---------- RECORDS SHOWN
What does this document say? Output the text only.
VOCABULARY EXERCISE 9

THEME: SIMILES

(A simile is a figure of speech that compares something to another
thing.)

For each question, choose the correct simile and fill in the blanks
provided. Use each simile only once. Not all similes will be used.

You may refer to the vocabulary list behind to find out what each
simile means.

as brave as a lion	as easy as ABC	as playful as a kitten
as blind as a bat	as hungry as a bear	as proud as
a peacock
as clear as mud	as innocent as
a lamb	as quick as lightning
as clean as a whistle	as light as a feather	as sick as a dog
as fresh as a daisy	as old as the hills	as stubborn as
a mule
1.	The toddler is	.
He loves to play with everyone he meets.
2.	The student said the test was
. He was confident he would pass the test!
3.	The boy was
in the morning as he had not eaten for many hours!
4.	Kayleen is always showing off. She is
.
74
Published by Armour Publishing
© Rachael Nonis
--------------------
• _REQUIREMENTS_:
Nothing should be left out: return all of the records exactly.

• _FINISHED EXERCISE_:
What does this document say? Output the text only.
VOCABULARY EXERCISE 9

THEME: SIMILES

(A simile is a figure of speech that compares something to another
thing.)

For each question, choose the correct simile and fill in the blanks
provided. Use each simile only once. Not all similes will be used.

You may refer to the vocabulary list behind to find out what each
simile means.

as brave as a lion	as easy as ABC	as playful as a kitten
as blind as a bat	as hungry as a bear	as proud as
a peacock
as clear as mud	as innocent as
a lamb	as quick as lightning
as clean as a whistle	as light as a feather	as sick as a dog
as fresh as a daisy	as old as the hills	as stubborn as
a mule
1.	The toddler is	.
He loves to play with everyone he meets.
2.	The student said the test was
. He was confident he would pass the test!
3.	The boy was
in the morning as he had not eaten for many hours!
4.	Kayleen is always showing off. She is
.
74
Published by Armour Publishing
© Rachael Nonis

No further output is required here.